» **Your objective**
Render every entry exactly as it appears.

» **Extracted information**
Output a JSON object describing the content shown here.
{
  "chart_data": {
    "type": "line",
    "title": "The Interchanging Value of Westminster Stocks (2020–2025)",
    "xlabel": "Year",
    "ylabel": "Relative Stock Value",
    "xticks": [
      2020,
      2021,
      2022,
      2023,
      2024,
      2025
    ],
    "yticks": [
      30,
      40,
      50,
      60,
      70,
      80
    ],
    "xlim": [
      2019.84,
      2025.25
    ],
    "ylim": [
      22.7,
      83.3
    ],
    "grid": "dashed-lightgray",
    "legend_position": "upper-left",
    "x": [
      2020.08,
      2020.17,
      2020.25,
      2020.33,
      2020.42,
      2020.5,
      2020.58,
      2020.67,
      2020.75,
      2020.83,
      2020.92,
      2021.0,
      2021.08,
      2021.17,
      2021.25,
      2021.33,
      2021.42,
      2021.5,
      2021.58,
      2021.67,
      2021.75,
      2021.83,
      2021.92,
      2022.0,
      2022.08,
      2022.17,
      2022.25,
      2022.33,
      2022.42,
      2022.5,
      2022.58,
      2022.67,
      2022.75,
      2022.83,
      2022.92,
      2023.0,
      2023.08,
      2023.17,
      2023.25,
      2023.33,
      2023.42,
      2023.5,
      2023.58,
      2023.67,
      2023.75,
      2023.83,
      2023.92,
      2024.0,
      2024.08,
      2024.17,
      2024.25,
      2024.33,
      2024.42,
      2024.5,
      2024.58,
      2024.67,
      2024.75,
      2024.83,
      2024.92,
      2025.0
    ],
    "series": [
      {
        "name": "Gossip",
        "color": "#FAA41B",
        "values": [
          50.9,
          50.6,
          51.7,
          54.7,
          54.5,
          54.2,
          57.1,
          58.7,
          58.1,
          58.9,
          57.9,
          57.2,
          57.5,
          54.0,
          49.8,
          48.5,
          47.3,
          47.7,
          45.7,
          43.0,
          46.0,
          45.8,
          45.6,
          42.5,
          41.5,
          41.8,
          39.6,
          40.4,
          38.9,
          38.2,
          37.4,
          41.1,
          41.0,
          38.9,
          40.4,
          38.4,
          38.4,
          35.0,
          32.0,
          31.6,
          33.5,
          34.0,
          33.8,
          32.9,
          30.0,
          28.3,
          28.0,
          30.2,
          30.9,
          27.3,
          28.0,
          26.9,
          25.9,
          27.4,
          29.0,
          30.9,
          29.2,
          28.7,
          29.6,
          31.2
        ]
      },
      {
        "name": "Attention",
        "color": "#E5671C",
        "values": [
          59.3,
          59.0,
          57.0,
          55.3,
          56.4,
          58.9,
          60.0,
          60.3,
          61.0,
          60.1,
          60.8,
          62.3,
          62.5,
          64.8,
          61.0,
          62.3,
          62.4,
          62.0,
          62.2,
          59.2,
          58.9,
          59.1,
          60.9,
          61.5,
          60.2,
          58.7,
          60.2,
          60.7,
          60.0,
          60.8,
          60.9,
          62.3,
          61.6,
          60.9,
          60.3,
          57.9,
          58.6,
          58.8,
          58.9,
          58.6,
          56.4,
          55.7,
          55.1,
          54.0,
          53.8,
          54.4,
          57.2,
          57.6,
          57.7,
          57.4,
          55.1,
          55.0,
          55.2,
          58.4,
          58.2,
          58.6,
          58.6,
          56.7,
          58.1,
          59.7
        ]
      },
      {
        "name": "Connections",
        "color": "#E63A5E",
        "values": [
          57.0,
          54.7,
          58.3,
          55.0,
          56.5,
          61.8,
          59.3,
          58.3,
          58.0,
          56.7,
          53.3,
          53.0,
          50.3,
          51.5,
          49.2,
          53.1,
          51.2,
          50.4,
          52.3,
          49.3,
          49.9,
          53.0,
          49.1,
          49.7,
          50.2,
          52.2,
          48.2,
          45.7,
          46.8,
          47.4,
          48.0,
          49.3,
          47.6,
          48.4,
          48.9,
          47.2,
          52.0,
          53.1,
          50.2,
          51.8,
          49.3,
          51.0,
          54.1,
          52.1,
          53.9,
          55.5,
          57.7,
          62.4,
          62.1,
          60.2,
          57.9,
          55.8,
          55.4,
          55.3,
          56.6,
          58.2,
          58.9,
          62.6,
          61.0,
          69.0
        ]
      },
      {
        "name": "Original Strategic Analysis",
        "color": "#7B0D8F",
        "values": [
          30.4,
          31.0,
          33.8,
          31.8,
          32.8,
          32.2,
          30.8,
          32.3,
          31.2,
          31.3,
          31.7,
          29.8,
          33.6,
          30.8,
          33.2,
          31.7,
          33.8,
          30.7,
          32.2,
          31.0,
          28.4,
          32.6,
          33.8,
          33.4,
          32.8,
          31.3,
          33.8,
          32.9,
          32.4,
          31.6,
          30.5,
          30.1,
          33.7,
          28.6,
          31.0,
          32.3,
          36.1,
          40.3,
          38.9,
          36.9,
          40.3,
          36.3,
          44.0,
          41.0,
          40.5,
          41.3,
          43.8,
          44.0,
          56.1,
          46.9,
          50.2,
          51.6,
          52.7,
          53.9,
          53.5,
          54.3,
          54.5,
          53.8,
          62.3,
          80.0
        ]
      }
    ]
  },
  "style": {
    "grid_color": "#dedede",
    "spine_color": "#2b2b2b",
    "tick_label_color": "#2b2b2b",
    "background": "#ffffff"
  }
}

» **The response**
Output a JSON object describing the content shown here.
{
  "chart_data": {
    "type": "line",
    "title": "The Interchanging Value of Westminster Stocks (2020–2025)",
    "xlabel": "Year",
    "ylabel": "Relative Stock Value",
    "xticks": [
      2020,
      2021,
      2022,
      2023,
      2024,
      2025
    ],
    "yticks": [
      30,
      40,
      50,
      60,
      70,
      80
    ],
    "xlim": [
      2019.84,
      2025.25
    ],
    "ylim": [
      22.7,
      83.3
    ],
    "grid": "dashed-lightgray",
    "legend_position": "upper-left",
    "x": [
      2020.08,
      2020.17,
      2020.25,
      2020.33,
      2020.42,
      2020.5,
      2020.58,
      2020.67,
      2020.75,
      2020.83,
      2020.92,
      2021.0,
      2021.08,
      2021.17,
      2021.25,
      2021.33,
      2021.42,
      2021.5,
      2021.58,
      2021.67,
      2021.75,
      2021.83,
      2021.92,
      2022.0,
      2022.08,
      2022.17,
      2022.25,
      2022.33,
      2022.42,
      2022.5,
      2022.58,
      2022.67,
      2022.75,
      2022.83,
      2022.92,
      2023.0,
      2023.08,
      2023.17,
      2023.25,
      2023.33,
      2023.42,
      2023.5,
      2023.58,
      2023.67,
      2023.75,
      2023.83,
      2023.92,
      2024.0,
      2024.08,
      2024.17,
      2024.25,
      2024.33,
      2024.42,
      2024.5,
      2024.58,
      2024.67,
      2024.75,
      2024.83,
      2024.92,
      2025.0
    ],
    "series": [
      {
        "name": "Gossip",
        "color": "#FAA41B",
        "values": [
          50.9,
          50.6,
          51.7,
          54.7,
          54.5,
          54.2,
          57.1,
          58.7,
          58.1,
          58.9,
          57.9,
          57.2,
          57.5,
          54.0,
          49.8,
          48.5,
          47.3,
          47.7,
          45.7,
          43.0,
          46.0,
          45.8,
          45.6,
          42.5,
          41.5,
          41.8,
          39.6,
          40.4,
          38.9,
          38.2,
          37.4,
          41.1,
          41.0,
          38.9,
          40.4,
          38.4,
          38.4,
          35.0,
          32.0,
          31.6,
          33.5,
          34.0,
          33.8,
          32.9,
          30.0,
          28.3,
          28.0,
          30.2,
          30.9,
          27.3,
          28.0,
          26.9,
          25.9,
          27.4,
          29.0,
          30.9,
          29.2,
          28.7,
          29.6,
          31.2
        ]
      },
      {
        "name": "Attention",
        "color": "#E5671C",
        "values": [
          59.3,
          59.0,
          57.0,
          55.3,
          56.4,
          58.9,
          60.0,
          60.3,
          61.0,
          60.1,
          60.8,
          62.3,
          62.5,
          64.8,
          61.0,
          62.3,
          62.4,
          62.0,
          62.2,
          59.2,
          58.9,
          59.1,
          60.9,
          61.5,
          60.2,
          58.7,
          60.2,
          60.7,
          60.0,
          60.8,
          60.9,
          62.3,
          61.6,
          60.9,
          60.3,
          57.9,
          58.6,
          58.8,
          58.9,
          58.6,
          56.4,
          55.7,
          55.1,
          54.0,
          53.8,
          54.4,
          57.2,
          57.6,
          57.7,
          57.4,
          55.1,
          55.0,
          55.2,
          58.4,
          58.2,
          58.6,
          58.6,
          56.7,
          58.1,
          59.7
        ]
      },
      {
        "name": "Connections",
        "color": "#E63A5E",
        "values": [
          57.0,
          54.7,
          58.3,
          55.0,
          56.5,
          61.8,
          59.3,
          58.3,
          58.0,
          56.7,
          53.3,
          53.0,
          50.3,
          51.5,
          49.2,
          53.1,
          51.2,
          50.4,
          52.3,
          49.3,
          49.9,
          53.0,
          49.1,
          49.7,
          50.2,
          52.2,
          48.2,
          45.7,
          46.8,
          47.4,
          48.0,
          49.3,
          47.6,
          48.4,
          48.9,
          47.2,
          52.0,
          53.1,
          50.2,
          51.8,
          49.3,
          51.0,
          54.1,
          52.1,
          53.9,
          55.5,
          57.7,
          62.4,
          62.1,
          60.2,
          57.9,
          55.8,
          55.4,
          55.3,
          56.6,
          58.2,
          58.9,
          62.6,
          61.0,
          69.0
        ]
      },
      {
        "name": "Original Strategic Analysis",
        "color": "#7B0D8F",
        "values": [
          30.4,
          31.0,
          33.8,
          31.8,
          32.8,
          32.2,
          30.8,
          32.3,
          31.2,
          31.3,
          31.7,
          29.8,
          33.6,
          30.8,
          33.2,
          31.7,
          33.8,
          30.7,
          32.2,
          31.0,
          28.4,
          32.6,
          33.8,
          33.4,
          32.8,
          31.3,
          33.8,
          32.9,
          32.4,
          31.6,
          30.5,
          30.1,
          33.7,
          28.6,
          31.0,
          32.3,
          36.1,
          40.3,
          38.9,
          36.9,
          40.3,
          36.3,
          44.0,
          41.0,
          40.5,
          41.3,
          43.8,
          44.0,
          56.1,
          46.9,
          50.2,
          51.6,
          52.7,
          53.9,
          53.5,
          54.3,
          54.5,
          53.8,
          62.3,
          80.0
        ]
      }
    ]
  },
  "style": {
    "grid_color": "#dedede",
    "spine_color": "#2b2b2b",
    "tick_label_color": "#2b2b2b",
    "background": "#ffffff"
  }
}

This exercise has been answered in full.